╔══
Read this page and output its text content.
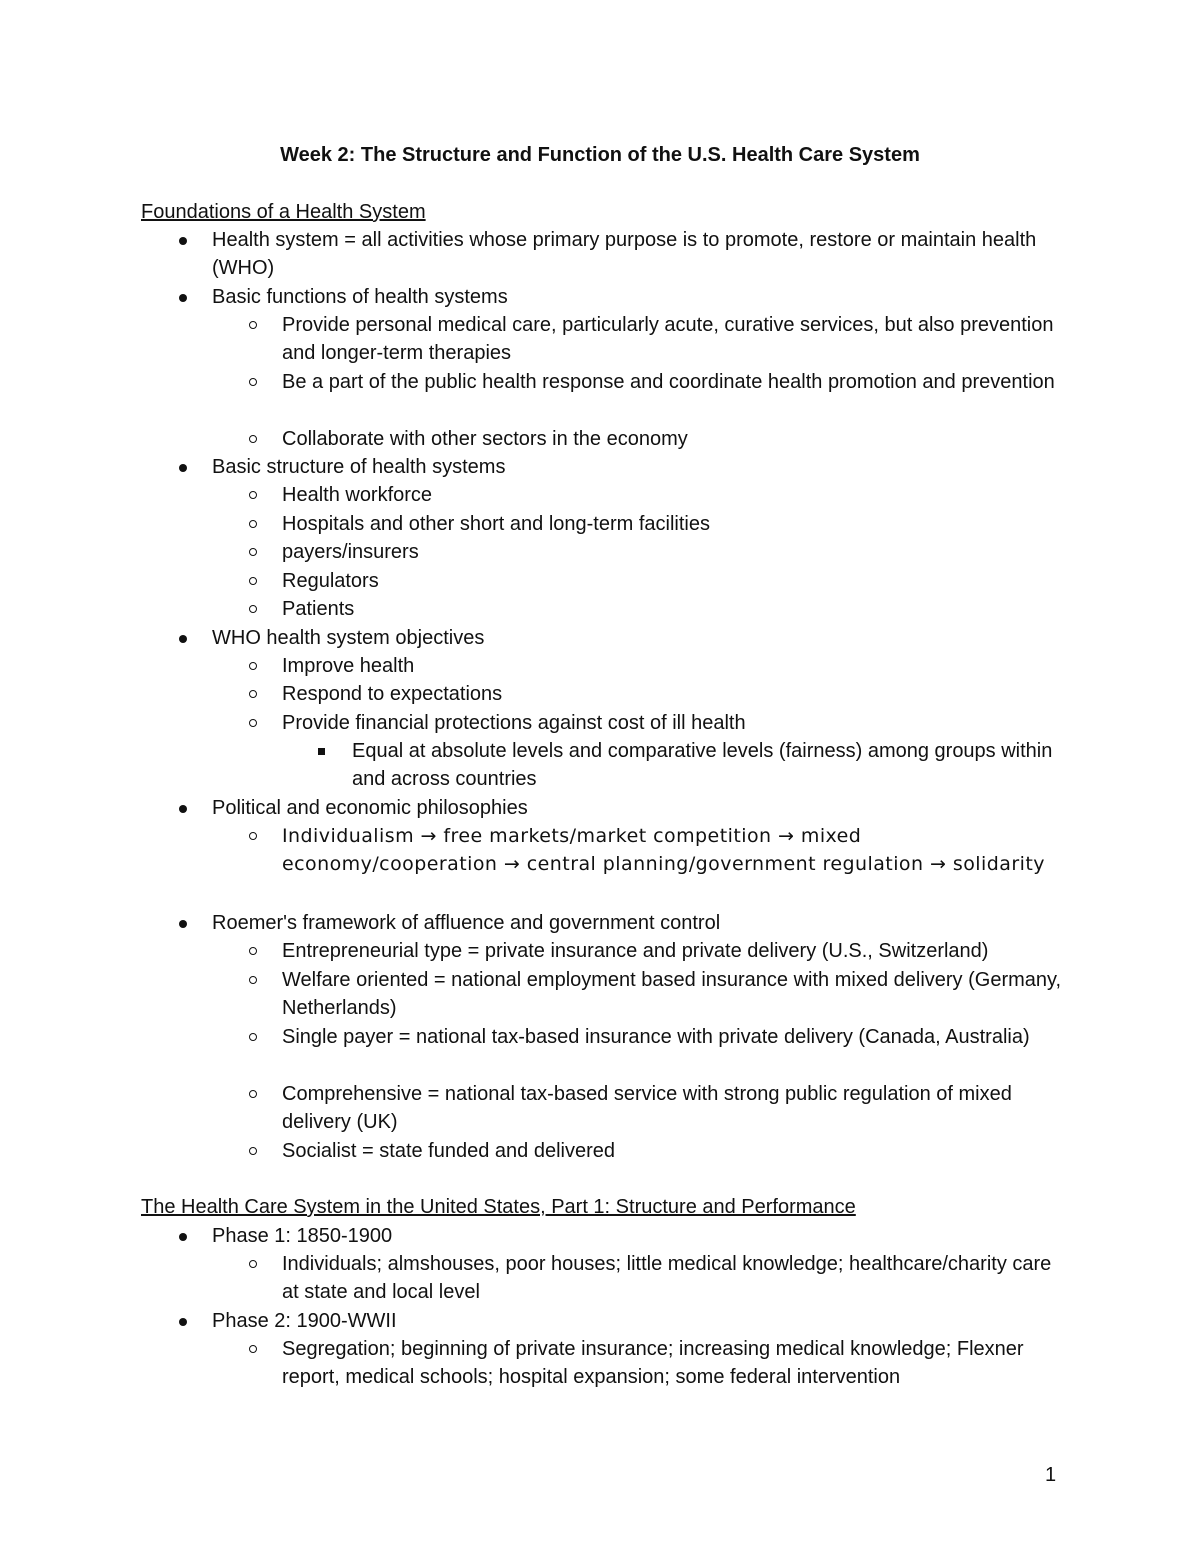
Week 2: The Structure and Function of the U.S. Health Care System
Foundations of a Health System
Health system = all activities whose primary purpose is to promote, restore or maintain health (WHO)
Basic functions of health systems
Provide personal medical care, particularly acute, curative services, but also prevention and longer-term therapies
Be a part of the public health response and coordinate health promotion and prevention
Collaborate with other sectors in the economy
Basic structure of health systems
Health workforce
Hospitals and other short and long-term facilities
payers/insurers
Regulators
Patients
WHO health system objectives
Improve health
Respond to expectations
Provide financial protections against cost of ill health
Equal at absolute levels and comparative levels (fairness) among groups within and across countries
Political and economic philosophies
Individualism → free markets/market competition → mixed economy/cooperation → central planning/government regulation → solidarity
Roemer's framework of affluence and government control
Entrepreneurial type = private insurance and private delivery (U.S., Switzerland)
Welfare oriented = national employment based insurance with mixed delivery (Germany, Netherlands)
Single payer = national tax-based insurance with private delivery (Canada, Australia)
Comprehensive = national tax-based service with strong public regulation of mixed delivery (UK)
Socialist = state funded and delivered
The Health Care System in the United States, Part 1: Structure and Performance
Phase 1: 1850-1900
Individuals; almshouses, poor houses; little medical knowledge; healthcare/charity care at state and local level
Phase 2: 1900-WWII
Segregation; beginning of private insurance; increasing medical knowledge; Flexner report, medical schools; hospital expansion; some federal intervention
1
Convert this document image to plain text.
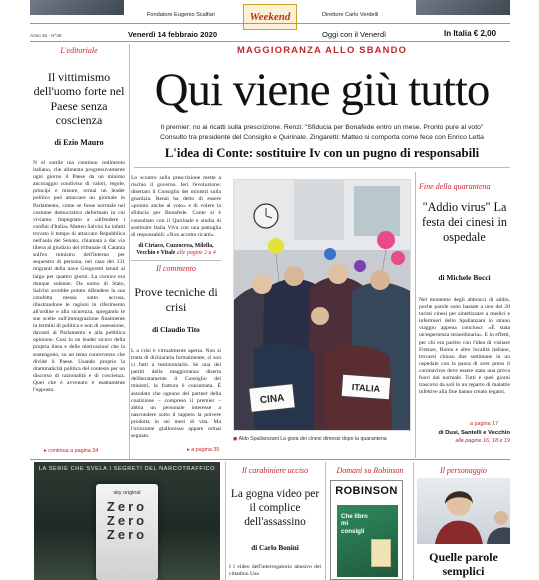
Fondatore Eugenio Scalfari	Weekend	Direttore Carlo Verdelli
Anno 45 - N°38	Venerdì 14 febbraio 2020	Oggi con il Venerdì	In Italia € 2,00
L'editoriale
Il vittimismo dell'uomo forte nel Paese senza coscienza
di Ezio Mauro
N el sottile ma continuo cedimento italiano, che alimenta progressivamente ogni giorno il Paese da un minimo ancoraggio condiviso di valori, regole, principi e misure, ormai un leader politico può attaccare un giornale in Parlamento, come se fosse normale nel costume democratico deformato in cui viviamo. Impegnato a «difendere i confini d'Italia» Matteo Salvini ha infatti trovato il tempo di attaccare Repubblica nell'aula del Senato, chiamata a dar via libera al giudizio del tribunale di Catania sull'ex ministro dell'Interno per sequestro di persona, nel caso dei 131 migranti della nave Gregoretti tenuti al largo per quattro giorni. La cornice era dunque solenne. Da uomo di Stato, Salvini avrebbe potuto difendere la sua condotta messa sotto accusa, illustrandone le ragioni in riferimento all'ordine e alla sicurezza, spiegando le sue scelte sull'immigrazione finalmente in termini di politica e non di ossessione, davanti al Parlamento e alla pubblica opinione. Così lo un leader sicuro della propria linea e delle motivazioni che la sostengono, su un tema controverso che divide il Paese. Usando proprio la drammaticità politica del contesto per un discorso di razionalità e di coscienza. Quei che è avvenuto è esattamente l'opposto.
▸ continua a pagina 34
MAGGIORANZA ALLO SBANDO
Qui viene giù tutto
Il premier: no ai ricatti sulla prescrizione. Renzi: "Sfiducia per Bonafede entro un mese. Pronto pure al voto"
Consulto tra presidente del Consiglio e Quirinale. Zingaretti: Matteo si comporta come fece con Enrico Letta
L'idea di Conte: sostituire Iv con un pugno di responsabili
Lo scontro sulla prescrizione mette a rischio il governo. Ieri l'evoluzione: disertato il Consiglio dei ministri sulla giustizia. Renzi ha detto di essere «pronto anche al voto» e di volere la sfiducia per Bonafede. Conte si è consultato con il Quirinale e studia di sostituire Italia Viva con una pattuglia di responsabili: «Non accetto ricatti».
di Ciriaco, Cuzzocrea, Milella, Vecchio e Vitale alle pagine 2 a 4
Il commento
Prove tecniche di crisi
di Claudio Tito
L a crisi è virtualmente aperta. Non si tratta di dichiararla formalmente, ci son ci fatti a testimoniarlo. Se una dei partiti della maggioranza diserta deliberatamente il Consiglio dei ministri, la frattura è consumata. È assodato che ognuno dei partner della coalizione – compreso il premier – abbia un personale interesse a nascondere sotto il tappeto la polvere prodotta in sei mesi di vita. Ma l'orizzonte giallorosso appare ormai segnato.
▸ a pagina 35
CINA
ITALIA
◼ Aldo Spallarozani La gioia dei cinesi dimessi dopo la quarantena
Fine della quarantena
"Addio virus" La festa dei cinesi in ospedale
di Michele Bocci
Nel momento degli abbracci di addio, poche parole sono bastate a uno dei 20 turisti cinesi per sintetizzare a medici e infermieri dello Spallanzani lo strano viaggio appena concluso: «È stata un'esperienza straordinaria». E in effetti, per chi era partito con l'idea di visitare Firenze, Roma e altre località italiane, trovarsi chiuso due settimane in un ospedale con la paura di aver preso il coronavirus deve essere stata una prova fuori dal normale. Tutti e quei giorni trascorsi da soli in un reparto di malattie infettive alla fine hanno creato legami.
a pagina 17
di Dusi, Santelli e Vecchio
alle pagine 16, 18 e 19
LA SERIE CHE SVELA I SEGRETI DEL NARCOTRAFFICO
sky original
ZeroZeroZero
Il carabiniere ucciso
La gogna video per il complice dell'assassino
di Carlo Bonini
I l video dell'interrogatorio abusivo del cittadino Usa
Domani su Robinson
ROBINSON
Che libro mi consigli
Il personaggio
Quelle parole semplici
╚══
## What this task involves
If a line in the material above holds the word "voto", count it, then give the total as a bare number.

## Written solution
2